Copy every line of the listing that holds the string "sobre".

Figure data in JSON
^^^^^^^^

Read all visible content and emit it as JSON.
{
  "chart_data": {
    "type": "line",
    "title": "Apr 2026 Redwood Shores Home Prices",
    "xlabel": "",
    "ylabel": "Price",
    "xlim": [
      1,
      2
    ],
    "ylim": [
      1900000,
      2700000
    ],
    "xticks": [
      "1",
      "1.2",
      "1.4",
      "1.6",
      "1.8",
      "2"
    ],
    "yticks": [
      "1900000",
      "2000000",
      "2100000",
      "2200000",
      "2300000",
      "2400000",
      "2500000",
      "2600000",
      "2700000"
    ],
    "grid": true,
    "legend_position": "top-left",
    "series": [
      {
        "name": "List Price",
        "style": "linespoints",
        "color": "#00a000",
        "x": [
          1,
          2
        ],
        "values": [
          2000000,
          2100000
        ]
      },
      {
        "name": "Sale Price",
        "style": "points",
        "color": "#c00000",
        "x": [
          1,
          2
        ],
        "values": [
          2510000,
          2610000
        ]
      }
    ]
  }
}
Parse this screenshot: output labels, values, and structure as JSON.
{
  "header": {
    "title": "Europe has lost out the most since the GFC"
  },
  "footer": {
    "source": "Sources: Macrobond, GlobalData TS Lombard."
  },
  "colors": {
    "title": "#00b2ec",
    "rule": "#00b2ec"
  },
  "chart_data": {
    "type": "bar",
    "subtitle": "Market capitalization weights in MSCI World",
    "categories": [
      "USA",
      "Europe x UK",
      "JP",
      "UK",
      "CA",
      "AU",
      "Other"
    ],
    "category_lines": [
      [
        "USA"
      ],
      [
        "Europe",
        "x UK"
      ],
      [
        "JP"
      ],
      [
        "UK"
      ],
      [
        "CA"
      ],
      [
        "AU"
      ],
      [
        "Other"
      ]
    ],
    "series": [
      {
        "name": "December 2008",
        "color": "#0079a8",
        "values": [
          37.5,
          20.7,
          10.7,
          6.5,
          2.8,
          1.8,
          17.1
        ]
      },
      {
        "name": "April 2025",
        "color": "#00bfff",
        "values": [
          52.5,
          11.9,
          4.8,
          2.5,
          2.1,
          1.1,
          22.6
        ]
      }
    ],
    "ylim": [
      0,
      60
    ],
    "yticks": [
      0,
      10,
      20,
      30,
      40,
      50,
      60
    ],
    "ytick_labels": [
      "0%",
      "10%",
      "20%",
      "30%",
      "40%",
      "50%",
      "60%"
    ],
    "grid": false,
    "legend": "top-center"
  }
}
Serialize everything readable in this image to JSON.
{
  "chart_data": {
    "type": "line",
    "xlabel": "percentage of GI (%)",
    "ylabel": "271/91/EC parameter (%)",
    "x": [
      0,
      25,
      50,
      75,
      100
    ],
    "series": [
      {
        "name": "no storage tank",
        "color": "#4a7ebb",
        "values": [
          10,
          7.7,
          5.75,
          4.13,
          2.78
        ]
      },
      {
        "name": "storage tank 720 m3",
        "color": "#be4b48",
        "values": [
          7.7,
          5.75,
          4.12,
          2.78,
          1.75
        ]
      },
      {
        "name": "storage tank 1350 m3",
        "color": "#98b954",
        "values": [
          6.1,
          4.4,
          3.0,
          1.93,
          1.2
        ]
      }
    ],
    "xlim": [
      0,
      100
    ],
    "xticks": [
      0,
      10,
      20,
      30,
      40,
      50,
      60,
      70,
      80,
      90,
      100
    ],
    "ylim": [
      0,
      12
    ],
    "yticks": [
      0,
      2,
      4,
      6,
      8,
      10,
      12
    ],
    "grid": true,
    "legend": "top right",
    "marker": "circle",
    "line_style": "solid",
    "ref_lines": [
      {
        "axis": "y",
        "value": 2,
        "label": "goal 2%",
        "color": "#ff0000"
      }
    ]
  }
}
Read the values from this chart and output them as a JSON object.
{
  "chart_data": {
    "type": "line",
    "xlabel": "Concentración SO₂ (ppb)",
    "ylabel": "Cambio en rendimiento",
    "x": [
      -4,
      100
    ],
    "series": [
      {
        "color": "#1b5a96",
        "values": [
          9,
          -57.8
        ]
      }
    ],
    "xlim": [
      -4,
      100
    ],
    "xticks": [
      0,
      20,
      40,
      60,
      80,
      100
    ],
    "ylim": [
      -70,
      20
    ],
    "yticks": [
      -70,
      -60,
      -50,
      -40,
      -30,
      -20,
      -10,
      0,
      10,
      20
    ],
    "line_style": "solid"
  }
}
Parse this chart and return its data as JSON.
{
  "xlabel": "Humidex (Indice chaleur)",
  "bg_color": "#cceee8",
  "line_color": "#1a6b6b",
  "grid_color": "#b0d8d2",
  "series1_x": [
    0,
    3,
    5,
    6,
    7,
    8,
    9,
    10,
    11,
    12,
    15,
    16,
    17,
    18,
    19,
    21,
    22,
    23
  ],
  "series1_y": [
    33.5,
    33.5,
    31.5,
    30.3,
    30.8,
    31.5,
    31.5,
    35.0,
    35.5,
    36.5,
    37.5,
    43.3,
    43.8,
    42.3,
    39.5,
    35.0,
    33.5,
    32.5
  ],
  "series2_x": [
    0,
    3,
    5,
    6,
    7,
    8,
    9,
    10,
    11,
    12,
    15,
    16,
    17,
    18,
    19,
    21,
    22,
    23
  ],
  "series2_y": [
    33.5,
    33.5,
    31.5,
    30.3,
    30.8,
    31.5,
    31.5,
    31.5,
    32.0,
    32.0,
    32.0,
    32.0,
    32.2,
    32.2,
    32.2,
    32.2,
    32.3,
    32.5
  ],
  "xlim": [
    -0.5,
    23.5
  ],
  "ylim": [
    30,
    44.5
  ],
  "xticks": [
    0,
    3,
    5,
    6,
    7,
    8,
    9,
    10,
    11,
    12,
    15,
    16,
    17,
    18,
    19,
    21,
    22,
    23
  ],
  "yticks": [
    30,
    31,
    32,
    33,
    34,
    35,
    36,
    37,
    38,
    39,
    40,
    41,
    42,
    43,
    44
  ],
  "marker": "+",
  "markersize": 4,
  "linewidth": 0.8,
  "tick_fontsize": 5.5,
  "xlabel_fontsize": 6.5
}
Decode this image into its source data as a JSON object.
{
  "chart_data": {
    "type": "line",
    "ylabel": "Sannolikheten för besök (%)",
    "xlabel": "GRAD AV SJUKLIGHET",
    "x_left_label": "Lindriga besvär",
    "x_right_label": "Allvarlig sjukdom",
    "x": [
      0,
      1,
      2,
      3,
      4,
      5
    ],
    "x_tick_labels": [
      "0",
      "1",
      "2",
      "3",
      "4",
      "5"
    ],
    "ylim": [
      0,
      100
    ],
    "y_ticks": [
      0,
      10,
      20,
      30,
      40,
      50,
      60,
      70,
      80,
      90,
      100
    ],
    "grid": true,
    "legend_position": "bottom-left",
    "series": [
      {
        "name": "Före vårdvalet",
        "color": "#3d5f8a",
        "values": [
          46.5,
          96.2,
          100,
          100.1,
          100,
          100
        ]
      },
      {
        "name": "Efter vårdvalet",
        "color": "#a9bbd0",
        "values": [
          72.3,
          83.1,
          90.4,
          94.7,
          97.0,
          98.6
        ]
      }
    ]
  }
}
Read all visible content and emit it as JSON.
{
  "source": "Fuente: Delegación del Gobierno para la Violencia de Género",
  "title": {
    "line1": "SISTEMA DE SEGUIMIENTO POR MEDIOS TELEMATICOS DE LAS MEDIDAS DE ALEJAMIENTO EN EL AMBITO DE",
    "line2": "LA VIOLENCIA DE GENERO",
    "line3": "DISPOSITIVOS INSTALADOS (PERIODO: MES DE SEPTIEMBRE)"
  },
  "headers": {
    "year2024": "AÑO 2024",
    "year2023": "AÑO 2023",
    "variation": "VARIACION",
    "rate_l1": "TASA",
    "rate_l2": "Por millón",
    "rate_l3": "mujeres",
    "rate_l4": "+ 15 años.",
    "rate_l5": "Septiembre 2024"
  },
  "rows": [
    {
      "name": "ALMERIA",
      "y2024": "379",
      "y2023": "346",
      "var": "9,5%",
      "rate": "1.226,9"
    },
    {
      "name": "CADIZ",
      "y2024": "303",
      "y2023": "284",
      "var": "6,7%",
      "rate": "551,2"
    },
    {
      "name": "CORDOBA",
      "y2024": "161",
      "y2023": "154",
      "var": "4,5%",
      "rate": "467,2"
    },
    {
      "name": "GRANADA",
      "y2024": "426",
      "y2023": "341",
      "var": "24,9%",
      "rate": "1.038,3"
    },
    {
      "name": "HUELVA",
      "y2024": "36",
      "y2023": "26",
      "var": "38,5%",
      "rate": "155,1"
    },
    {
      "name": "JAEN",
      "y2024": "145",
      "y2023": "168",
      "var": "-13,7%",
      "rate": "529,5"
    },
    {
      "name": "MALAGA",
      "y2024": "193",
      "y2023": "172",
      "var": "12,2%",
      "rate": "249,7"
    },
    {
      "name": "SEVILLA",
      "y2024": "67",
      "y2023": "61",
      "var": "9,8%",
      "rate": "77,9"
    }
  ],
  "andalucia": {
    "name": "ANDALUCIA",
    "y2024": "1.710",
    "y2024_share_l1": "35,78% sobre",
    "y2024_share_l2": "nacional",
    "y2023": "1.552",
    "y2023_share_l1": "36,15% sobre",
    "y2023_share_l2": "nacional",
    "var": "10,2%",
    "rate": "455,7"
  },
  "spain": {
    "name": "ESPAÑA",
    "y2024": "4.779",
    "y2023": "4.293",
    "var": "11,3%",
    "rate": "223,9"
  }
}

^^^^^^^^

RESPONSE
    "y2024_share_l1": "35,78% sobre",
    "y2023_share_l1": "36,15% sobre",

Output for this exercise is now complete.